Exactly as written, retype the listing below, omitting the pictures.

======== DATA RECORDS

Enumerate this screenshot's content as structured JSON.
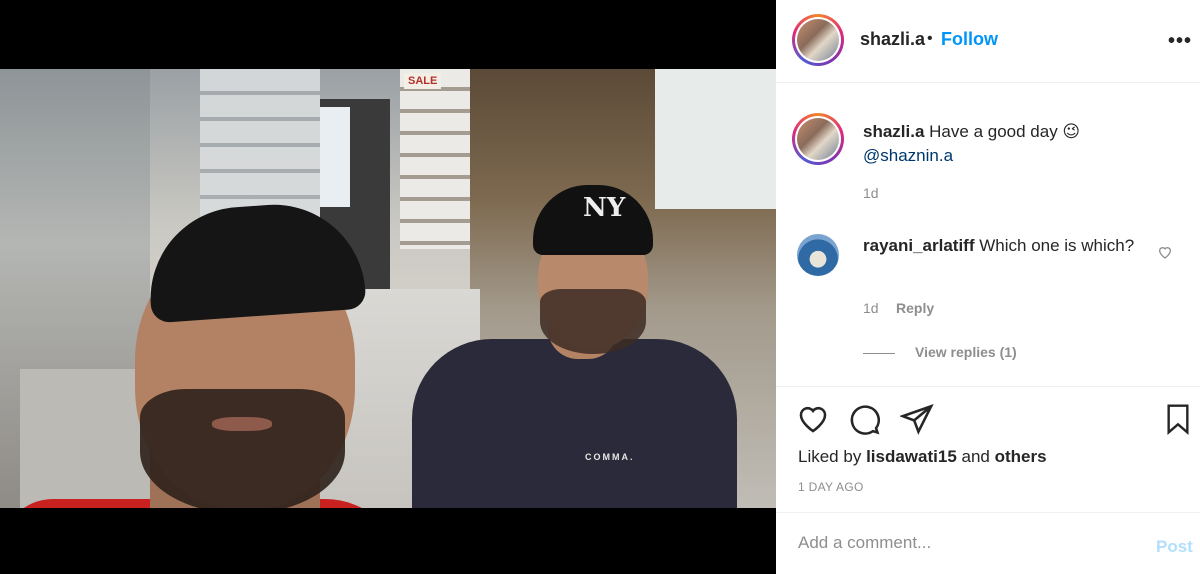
{
  "post": {
    "image_alt": "Two men in a bathroom fittings shop",
    "sign_sale": "SALE",
    "cap_logo": "NY",
    "shirt_logo": "COMMA."
  },
  "header": {
    "username": "shazli.a",
    "separator": "•",
    "follow_label": "Follow",
    "more_icon": "more-horizontal-icon",
    "more_label": "•••"
  },
  "caption": {
    "username": "shazli.a",
    "text": "Have a good day 😉",
    "mention": "@shaznin.a",
    "time": "1d"
  },
  "comments": [
    {
      "username": "rayani_arlatiff",
      "text": "Which one is which?",
      "time": "1d",
      "reply_label": "Reply",
      "like_icon": "heart-outline-icon"
    }
  ],
  "view_replies_label": "View replies (1)",
  "actions": {
    "icons": [
      "heart-icon",
      "comment-icon",
      "share-icon",
      "bookmark-icon"
    ]
  },
  "likes": {
    "prefix": "Liked by",
    "user": "lisdawati15",
    "joiner": "and",
    "others": "others"
  },
  "posted_ago": "1 DAY AGO",
  "add_comment": {
    "placeholder": "Add a comment...",
    "post_label": "Post"
  },
  "colors": {
    "link_blue": "#0095f6",
    "mention_blue": "#00376b",
    "muted": "#8e8e8e",
    "post_disabled": "#b2dffc"
  }
}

================

__OUTPUT FOR THIS TASK__
Enumerate this screenshot's content as structured JSON.
{
  "post": {
    "image_alt": "Two men in a bathroom fittings shop",
    "sign_sale": "SALE",
    "cap_logo": "NY",
    "shirt_logo": "COMMA."
  },
  "header": {
    "username": "shazli.a",
    "separator": "•",
    "follow_label": "Follow",
    "more_icon": "more-horizontal-icon",
    "more_label": "•••"
  },
  "caption": {
    "username": "shazli.a",
    "text": "Have a good day 😉",
    "mention": "@shaznin.a",
    "time": "1d"
  },
  "comments": [
    {
      "username": "rayani_arlatiff",
      "text": "Which one is which?",
      "time": "1d",
      "reply_label": "Reply",
      "like_icon": "heart-outline-icon"
    }
  ],
  "view_replies_label": "View replies (1)",
  "actions": {
    "icons": [
      "heart-icon",
      "comment-icon",
      "share-icon",
      "bookmark-icon"
    ]
  },
  "likes": {
    "prefix": "Liked by",
    "user": "lisdawati15",
    "joiner": "and",
    "others": "others"
  },
  "posted_ago": "1 DAY AGO",
  "add_comment": {
    "placeholder": "Add a comment...",
    "post_label": "Post"
  },
  "colors": {
    "link_blue": "#0095f6",
    "mention_blue": "#00376b",
    "muted": "#8e8e8e",
    "post_disabled": "#b2dffc"
  }
}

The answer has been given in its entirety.